Text segment:
The last line where we set a new ContactProfiles instace back on the Person is the key and it's easy to miss, so be careful!  If you forget this step your updates will be ignored and you will be sad.

Despite the limitations I've listed, Serialized fields are a good way to store structured data inside the record of a containing Entity.  As long as you can get by without filtering or sorting on this data and you remember that it has special update requirements, serialized fields will almost certainly come in handy at some point.

Keys Only Queries

(This was originally posted to the Google App Java Google Group on October 6, 2009)

If you use the low-level datastore api you may have noticed that the com.google.appengine.api.datastore.Query class has a setKeysOnly() method.  If you call this method before you execute the query the datastore will return com.google.appengine.api.datastore.Entity instances that have their keys filled in but none of their properties.  This can reduce consumption of your Datastore Data Received from API quota, especially if you've got some large entities, but, more importantly, it can also reduce consumption of your Datastore CPU Time quota.  How?  Well, if the fulfillment of your query requires an index or a merge join your query actually executes in two stages:  First it scans the index to find the keys of the entities that match and then it issues additional scans to retrieve the entities uniquely identified by the matching keys.  If your query is keys-only we can skip that second step entirely.  That means faster queries!

Now, JPA and JDO don't know anything about keys-only queries, but they do give you the flexibility to either return your entire object or some subset of the fields on your object.  If you construct this subset to only contain the primary key of your object, the App Engine implementation of JPA and JDO will use a keys-only query.  Let's look at some examples:

JPA:
@Entity
public class Book {
    @Id
    @GeneratedValue(strategy=GenerationType.IDENTITY)

Exercise A: Duplicate everything in the datastore passage from "The last line" down to "October 6, 2009)".
Exercise B: Which Java annotations appear in the code that closes the datastore passage?
Exercise C: Could you take the datastore passage further, starting right after its last line of code?

Data:

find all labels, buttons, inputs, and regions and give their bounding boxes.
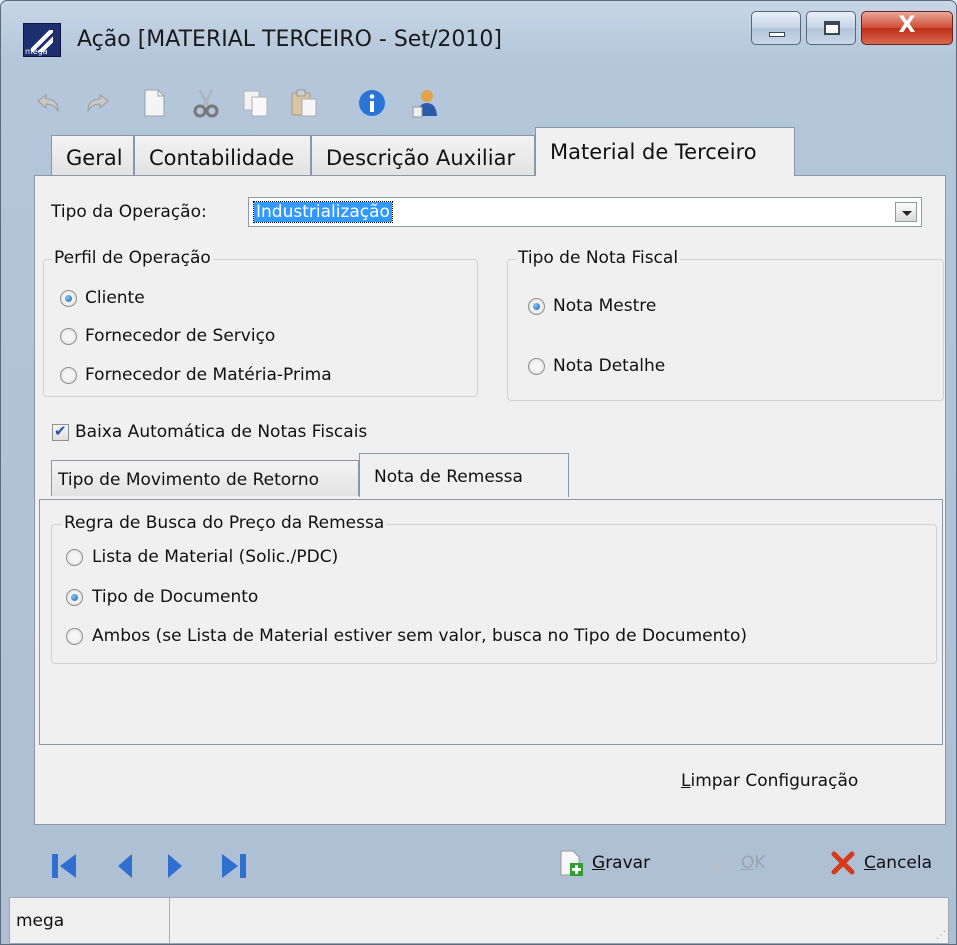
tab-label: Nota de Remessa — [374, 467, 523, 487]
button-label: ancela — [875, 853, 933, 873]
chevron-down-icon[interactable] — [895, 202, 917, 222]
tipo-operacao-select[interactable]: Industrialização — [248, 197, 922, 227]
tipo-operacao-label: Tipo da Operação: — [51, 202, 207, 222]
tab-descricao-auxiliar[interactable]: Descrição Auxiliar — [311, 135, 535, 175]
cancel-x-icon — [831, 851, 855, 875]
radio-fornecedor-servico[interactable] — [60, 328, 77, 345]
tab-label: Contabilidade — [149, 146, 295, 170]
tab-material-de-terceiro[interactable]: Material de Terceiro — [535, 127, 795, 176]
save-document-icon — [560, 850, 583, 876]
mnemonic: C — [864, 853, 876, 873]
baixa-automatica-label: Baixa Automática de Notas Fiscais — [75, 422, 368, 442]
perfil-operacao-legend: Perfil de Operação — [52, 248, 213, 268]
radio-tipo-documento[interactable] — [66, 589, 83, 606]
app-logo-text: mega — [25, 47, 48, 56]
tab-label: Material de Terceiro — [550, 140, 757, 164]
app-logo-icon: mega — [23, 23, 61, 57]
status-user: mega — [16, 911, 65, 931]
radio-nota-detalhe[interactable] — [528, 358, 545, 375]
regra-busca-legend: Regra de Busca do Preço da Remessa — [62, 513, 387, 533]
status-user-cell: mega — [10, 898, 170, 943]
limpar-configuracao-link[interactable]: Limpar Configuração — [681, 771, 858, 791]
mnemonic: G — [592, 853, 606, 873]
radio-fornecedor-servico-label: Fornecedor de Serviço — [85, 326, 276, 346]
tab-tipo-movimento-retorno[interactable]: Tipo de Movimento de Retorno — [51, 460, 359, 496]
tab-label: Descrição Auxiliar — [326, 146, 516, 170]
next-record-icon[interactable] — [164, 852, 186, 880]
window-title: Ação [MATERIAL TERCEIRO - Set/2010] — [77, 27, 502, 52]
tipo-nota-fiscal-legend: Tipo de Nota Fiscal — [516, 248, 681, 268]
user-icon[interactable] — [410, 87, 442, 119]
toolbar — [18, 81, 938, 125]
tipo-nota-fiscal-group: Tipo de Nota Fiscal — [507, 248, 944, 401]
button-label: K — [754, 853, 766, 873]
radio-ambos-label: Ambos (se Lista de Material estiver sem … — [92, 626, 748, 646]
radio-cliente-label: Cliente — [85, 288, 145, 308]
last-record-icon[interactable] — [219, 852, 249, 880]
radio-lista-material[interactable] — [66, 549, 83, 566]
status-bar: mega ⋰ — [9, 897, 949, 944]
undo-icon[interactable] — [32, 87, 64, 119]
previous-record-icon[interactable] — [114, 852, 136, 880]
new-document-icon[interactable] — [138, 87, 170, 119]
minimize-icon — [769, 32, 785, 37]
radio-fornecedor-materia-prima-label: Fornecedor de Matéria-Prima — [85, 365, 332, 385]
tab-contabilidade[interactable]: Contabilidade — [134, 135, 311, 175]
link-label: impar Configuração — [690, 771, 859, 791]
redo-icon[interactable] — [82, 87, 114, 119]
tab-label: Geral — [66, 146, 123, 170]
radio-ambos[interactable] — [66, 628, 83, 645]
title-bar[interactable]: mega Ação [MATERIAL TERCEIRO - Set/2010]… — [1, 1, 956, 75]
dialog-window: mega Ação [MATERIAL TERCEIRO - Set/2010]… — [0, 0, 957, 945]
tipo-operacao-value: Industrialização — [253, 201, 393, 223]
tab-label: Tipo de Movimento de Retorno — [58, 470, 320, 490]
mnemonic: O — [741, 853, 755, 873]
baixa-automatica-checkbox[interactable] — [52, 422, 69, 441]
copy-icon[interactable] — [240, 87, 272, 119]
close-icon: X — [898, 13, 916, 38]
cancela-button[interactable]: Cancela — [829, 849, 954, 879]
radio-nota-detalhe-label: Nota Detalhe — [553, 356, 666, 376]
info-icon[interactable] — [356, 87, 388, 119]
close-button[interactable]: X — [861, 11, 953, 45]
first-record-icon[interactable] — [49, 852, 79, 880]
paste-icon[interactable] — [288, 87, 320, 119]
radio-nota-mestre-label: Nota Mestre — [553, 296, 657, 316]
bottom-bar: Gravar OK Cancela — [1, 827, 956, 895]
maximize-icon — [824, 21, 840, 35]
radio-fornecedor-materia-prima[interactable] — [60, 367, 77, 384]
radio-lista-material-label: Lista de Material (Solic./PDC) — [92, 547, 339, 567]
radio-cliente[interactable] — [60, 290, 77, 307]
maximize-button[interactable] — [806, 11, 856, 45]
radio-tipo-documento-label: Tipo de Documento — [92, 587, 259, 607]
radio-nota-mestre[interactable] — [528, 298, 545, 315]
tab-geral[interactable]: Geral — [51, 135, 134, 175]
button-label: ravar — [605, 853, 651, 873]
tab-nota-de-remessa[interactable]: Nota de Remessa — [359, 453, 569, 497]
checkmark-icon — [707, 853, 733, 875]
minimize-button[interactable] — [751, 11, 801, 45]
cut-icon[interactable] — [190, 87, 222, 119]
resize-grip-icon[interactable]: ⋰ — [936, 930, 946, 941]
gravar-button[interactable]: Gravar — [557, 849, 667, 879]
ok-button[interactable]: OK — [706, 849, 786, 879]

---

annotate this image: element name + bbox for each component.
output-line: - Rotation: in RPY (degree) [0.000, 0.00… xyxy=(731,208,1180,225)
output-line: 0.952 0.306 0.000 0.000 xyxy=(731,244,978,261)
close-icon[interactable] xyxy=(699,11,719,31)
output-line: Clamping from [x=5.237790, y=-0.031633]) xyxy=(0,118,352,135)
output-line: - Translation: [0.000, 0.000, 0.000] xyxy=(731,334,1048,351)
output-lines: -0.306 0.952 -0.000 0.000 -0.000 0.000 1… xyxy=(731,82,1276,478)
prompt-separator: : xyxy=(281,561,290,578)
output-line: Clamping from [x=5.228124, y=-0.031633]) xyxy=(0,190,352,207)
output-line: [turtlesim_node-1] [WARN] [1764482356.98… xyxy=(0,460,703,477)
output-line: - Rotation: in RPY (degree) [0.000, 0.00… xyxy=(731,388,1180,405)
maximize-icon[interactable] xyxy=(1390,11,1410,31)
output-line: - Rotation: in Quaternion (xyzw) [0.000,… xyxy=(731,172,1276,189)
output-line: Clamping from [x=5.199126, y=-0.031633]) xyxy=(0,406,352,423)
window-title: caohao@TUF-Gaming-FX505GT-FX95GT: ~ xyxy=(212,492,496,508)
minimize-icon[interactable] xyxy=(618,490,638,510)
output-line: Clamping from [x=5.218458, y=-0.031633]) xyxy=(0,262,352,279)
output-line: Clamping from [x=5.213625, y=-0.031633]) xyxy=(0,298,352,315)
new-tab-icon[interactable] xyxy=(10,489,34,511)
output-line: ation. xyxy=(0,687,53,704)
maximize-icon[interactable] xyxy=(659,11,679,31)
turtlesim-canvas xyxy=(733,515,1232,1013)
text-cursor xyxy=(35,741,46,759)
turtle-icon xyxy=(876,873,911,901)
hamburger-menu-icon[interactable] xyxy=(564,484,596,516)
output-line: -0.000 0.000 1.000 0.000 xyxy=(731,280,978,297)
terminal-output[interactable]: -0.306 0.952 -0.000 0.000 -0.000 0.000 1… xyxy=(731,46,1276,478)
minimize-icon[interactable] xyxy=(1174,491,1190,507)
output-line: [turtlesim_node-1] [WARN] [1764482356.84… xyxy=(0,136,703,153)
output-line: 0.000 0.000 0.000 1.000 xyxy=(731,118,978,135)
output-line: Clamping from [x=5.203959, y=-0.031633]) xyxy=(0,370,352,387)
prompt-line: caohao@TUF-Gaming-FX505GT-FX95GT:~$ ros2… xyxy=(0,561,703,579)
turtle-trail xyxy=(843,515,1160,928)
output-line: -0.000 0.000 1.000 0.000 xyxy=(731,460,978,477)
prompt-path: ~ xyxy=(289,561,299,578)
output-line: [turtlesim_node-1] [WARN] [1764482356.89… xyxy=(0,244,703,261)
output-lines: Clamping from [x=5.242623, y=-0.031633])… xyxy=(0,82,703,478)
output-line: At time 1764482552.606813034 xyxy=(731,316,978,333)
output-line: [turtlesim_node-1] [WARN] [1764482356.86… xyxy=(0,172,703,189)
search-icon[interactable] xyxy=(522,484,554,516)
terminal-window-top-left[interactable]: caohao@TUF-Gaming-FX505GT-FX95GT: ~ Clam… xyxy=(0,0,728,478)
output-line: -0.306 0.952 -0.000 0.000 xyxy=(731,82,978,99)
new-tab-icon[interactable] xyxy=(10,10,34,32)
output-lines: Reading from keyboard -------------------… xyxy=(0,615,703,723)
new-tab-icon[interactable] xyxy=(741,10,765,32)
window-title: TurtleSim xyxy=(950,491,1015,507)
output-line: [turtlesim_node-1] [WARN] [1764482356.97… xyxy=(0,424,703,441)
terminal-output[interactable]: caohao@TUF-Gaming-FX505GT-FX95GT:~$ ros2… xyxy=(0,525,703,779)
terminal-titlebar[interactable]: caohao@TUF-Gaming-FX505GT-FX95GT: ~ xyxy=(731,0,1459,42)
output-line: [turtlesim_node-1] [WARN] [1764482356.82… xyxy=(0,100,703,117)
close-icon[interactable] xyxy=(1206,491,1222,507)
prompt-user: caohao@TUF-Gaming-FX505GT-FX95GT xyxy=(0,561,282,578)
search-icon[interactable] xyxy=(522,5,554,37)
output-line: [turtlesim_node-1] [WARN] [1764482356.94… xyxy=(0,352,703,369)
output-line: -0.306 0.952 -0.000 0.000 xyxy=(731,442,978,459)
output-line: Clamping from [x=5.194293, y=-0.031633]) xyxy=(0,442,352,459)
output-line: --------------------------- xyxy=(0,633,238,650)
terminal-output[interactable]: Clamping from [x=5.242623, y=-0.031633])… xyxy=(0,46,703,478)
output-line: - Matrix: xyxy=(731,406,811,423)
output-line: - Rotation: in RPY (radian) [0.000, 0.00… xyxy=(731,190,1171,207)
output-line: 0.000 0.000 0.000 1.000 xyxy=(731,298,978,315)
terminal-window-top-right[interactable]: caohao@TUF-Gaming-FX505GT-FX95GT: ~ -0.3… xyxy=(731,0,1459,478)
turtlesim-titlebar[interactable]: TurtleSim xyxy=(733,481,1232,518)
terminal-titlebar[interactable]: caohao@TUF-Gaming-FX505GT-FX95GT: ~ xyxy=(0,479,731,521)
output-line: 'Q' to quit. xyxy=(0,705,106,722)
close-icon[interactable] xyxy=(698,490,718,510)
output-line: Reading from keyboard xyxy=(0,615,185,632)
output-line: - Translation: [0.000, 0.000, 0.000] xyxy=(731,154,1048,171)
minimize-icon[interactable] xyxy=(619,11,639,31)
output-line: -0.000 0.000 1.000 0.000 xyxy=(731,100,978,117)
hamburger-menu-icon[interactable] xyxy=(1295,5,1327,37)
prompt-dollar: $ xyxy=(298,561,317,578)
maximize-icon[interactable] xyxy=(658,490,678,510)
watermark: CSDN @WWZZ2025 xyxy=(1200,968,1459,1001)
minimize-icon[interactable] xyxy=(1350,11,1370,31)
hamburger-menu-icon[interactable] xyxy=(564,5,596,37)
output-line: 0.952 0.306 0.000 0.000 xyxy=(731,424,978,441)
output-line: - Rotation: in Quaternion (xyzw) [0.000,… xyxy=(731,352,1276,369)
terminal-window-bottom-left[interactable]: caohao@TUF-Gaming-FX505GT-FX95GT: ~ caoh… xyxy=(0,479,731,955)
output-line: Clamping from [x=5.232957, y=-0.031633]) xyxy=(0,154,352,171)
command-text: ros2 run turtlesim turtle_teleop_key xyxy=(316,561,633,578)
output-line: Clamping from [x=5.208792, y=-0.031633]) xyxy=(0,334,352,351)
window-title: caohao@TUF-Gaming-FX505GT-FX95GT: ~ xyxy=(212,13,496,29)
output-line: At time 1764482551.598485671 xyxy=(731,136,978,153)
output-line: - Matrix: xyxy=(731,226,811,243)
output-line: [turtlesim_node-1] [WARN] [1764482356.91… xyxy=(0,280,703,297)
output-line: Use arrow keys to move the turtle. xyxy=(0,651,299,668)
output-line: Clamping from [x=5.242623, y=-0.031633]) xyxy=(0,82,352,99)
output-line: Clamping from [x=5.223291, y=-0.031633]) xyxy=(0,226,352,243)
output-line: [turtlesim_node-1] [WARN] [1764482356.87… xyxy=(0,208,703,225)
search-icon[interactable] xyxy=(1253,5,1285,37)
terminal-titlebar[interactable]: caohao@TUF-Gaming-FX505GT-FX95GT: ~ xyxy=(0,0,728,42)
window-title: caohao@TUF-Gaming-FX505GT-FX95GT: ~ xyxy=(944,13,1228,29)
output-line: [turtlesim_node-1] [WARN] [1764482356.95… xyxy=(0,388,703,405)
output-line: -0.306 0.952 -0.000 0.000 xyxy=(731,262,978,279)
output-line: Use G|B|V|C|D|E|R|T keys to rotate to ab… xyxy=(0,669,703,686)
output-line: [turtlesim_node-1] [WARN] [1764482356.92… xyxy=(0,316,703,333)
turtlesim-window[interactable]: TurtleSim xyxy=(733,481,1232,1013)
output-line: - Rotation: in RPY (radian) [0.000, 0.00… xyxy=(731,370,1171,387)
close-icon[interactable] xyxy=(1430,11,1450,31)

--

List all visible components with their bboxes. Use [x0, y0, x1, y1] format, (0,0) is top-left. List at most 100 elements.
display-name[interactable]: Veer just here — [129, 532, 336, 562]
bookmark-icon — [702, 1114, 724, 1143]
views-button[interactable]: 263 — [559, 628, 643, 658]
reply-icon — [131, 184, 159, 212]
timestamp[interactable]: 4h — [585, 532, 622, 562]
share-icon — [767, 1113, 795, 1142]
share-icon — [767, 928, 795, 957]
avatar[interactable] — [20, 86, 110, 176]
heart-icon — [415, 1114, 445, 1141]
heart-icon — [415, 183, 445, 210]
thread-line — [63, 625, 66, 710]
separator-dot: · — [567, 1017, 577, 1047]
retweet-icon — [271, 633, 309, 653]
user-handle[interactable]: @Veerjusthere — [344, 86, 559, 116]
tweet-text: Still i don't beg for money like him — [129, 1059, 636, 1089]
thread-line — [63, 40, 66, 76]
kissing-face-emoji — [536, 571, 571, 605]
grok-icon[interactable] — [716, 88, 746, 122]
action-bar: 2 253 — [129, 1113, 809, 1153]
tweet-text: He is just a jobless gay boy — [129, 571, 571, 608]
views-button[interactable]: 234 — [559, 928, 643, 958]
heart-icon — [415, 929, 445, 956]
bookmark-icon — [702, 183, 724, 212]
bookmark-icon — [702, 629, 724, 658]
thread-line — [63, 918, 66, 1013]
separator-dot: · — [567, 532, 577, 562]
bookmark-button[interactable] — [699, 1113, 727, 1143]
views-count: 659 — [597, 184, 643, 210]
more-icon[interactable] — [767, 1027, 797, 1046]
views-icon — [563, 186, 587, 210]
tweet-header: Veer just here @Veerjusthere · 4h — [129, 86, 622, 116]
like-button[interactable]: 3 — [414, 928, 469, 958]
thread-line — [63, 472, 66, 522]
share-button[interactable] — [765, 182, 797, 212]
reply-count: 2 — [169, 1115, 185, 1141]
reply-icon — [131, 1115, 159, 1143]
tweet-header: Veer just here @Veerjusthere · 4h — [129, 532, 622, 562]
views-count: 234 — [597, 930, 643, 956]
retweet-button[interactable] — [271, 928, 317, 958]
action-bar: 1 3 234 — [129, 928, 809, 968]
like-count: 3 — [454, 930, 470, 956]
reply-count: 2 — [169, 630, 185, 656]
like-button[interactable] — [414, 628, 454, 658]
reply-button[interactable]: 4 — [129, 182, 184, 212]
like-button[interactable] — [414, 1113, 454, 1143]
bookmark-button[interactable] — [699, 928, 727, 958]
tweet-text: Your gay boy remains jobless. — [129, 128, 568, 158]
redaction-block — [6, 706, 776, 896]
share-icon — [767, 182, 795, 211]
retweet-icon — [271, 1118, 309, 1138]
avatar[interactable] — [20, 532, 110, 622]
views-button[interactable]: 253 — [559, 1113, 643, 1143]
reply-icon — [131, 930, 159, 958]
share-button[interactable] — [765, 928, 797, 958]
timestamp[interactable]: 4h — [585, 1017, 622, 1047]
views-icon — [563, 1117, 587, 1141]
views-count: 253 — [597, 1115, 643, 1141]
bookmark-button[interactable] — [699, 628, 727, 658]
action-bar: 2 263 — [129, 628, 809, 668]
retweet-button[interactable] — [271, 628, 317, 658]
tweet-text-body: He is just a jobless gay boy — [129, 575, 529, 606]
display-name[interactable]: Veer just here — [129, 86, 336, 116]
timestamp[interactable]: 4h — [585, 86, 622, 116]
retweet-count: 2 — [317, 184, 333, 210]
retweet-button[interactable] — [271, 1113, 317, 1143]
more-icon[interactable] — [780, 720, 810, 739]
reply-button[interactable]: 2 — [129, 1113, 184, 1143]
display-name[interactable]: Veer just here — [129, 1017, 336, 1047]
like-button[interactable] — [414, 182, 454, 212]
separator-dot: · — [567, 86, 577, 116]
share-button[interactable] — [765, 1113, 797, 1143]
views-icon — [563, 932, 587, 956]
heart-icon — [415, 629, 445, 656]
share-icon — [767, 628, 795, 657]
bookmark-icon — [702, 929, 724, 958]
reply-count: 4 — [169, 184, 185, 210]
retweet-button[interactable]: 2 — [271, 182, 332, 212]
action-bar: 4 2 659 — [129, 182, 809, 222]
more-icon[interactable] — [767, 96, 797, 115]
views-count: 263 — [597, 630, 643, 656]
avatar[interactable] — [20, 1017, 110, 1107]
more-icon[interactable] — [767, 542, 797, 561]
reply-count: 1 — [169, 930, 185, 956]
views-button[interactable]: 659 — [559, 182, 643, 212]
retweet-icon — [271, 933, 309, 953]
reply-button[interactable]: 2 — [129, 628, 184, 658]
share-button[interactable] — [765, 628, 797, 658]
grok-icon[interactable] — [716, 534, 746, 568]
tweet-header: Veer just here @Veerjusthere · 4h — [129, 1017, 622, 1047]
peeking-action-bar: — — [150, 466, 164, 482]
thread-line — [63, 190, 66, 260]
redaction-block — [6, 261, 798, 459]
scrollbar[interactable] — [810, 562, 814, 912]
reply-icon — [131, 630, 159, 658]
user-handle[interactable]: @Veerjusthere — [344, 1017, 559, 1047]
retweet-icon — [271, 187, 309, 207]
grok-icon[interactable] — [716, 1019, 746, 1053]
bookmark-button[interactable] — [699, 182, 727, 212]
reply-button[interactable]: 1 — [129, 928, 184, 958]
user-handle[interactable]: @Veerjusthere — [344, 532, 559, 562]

Task result A:
The last line where we set a new ContactProfiles instace back on the Person is the key and it's easy to miss, so be careful!  If you forget this step your updates will be ignored and you will be sad.

Despite the limitations I've listed, Serialized fields are a good way to store structured data inside the record of a containing Entity.  As long as you can get by without filtering or sorting on this data and you remember that it has special update requirements, serialized fields will almost certainly come in handy at some point.

Keys Only Queries

(This was originally posted to the Google App Java Google Group on October 6, 2009)

Task result B: @Entity, @Id, @GeneratedValue

Task result C:
    private Key id;

    private Date dateOfPublication;

    // getters and setters

}


Now let's implement a method that returns the Keys of all Books published betweeen 2 years (we'll assume someone else is creating and closing an EntityManager named 'em' for us):

public List keysOfBooksPublishedBetween(EntityManager em, Date from, Date to) {
    em.getTransaction().begin();
    try {
        Query q = em.createQuery("select id from " + Book.class.getName()
            + " where dateOfPublication >= :from AND dateOfPublication <= :to");
        q.setParameter("from", from);
        q.setParameter("to", to);
        return (List) q.getResultList();
    } finally {
        em.getTransaction().rollback();
    }
}


JDO:

@PersistenceCapable(identityType = IdentityType.APPLICATION, detachable = "true")
public class Book {
 
    @PrimaryKey

    @Persistent(valueStrategy = IdGeneratorStrategy.IDENTITY)
    private Key id;

    private Date dateOfPublication;


    // getters and setters
}

Now let's implement a method that returns the Keys of all Books published betweeen 2 years (we'll assume someone else is creating and closing a PersistenceManager named 'pm' for us):


public List keysOfBooksPublishedBetween(PersistenceManager pm, Date from, Date to) {
    pm.currentTransaction().begin();
    try {
        Query q = pm.newQuery("select id from " + Book.class.getName()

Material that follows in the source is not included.